▶ **Alıntı metin**

- - - -

3021.
yine kaygıdan dolayı kusmak istiyorum. sanki böyle eriyene kadar kusarsam rahatlayacakmışım gibi. ya da böyle bir süreliğine yok olsam da rahatlayabilirim.
bir de oda arkadaşımı rahatsız etmemek için yatağın içinde fazla hareket etmeden durmak zorundayım. benim şu an odada sakinleşmek için bir oraya bir buraya anlamsızca yürümem gerekiyordu. olmadı dışarı çıkıp uzun süre yürüdükten sonra soğuğu hissedip o anki kaygımı bir şekilde hafifletmem gerekiyordu. şu an yapabileceğim max şey ise lavaboya gidip klozetin kapağına oturup hayatımı sorgulamak ve kalan birkaç parça peçete ile sümüğümü silmek. az önce de benim peçetem bittiği için oda arkadaşımın kağıt havlusunu dızladım ve yüksek ihtimalle daha da akmaya devam edecek olan burnumu onunla silmek zorundayım.
gece umarım çabuk biter. diğer şekilde klozetin kapağının üzerinde hayatın ne kadar anlamsız olduğunu düşünerek ve yerdeki fayansları sayarak /yatağımın içinde put gibi durup sakinleşmeye çalışarak, uykusuz halimle sabahın köründe koydukları o anasını sevdiğimin dersine yetişmeye çalışarak mükemmel bir gün elde edeceğim.
bit artık, bit. seni lanet olası aşağılık herif .

gecenin bitip sabah olduğu zamandan sesleniyorum. geceleri her boku dramatize ediyorum,daha iyi anladım.
devamını gör...
3022.
ben nuh degilim bu tufan beni boğar affet ...
devamını gör...
3023.
normalde bilimkurgu filmlerini ve dizilerini çok sevmeme rağmen bilimkurgu kitaplarını pek okumuyordum. geçen yıl storytelden barış özcan seslendirmesi ile su adamı kitabını dinlemiştim. o kitaptan sonra ara ara bilimkurgu da okumaya karar verdim. olaya temelden girmek istediğim için jules verne kitapları ile başlamak istedim. bir kaç kitabını okudum genelde çocuklara hitap ettiği için yer yer sıkıcı geliyor ama genel olarak ufkumu açan kitaplar oldu. az önce bir buzul yolculugu kitabını bitirdim. buzullar ve soğuk ile ilgili öğrendiğim bir çok bilginin yanı sıra gemicilik ile ilgili de bir çok terim öğrendim. civanın eksi 42 derecede donduğunu da öğrendim. güzel bir kitaptı tavsiye ederim bu sıcak havada okumama rağmen buzullardaki o soğuk havayı hissettim.

- - - -

(Veri öğeleri)
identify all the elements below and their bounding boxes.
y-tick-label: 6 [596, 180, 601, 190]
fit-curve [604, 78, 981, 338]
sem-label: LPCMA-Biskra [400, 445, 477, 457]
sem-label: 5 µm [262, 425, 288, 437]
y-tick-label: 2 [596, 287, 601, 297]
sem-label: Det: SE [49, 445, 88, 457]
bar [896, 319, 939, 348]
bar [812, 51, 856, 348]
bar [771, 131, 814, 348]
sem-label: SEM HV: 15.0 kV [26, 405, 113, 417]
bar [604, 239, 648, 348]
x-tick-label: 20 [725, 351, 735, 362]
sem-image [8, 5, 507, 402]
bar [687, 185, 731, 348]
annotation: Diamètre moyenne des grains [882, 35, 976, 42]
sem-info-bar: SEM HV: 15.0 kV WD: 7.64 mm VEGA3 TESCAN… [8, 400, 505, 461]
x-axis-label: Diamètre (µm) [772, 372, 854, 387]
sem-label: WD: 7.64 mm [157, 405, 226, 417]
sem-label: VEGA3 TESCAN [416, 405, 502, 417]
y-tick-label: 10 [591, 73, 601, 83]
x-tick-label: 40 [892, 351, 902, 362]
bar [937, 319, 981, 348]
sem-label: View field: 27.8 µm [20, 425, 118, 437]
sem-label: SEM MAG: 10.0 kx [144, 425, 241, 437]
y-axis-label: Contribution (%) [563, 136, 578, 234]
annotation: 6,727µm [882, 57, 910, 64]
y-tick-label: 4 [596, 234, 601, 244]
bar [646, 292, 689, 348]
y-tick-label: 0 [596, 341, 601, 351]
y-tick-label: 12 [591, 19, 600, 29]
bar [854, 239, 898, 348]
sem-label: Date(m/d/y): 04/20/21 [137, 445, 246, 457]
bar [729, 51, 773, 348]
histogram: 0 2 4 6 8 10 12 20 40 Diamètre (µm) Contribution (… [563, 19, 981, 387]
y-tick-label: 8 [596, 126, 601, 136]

- - - -

▶ **Yapılacak işler**
1 > Alıntı metne göre aşağıdaki soruları yanıtlayın.
(a) 3021 numaralı girdide yazar, peçetesi bittiği için kimin kağıt havlusunu almıştır?
(b) 3023 numaralı girdide yazar, Storytel'de Barış Özcan seslendirmesiyle hangi kitabı dinlemiştir?
(c) 3023 numaralı girdiye göre civa kaç derecede donar?
2 > Sözlük girdilerinden oluşan alıntı metnin devamını, son cümlesinin ardından yazın.

▶ **Çözülmüş sorular**
1 >
(a) Oda arkadaşının.
(b) Su Adamı.
(c) Eksi 42 derecede.

2 >
devamını gör...
3024.
insanların hayatlarına girmek ve çıkmak günümüzde çok kolay. her insan kendine odaklandığı için bir başkası ona iyi hissettirdiği sürece varlığında bir beis görmüyor ama yokluğu da hayatında bir fark oluşturmuyor. hayat böyle, her insan kendi ihtiyaçları üzerinden davranışlarını belirliyor.
devamını gör...
3025.
dudaklarımı kanatırcasına ısırıyorum günlerdir her sözcük dilimin ucunda küfre dönüyor çünkü bir gök gürlese bari diyorum, bir sağnak patlasa bitse bu sessizlik, bu kirli yapışkanlık bitse
bir tufan az mı gelir yine de.
devamını gör...
3026.
hayatımın özeti olan söz; fazla mütevazilik vasattan nasihat dinlemektir.

artık içime atacak yer kalmadı, buraya döküleyim. her şey nisan 89'da başladı. ilk nefesle adım attığım bu yol aileden, özellikle de annemden aldığım eğitim sonrası etrafımdaki vasatların beni kendinden üstün görüp akıl verir olduğu bir cendereye dönüştü. yetiştiriliş tarzı çok önemli, o yüzden ilerde çocuğum olduğunda burnundan kıl aldırmayan, ego fıçısı insanlara karşı dik durması, alttan almamasını öğütleyerek başlayacağım eğitimine.

kısa özetten sonra gelelim hangi durumların bu satırları yazmama sebep olduğuna. gerçi hangi birinden başlasam bilemiyorum. hem özel hayatımda, hem okul hayatımda, hem de şu an içinde bulunduğum iş hayatında aslında terazinin iki kefesine konulsak ağır basmayacak insanlar etrafımda yaşam koçu, bilirkişi modunda oldular hep.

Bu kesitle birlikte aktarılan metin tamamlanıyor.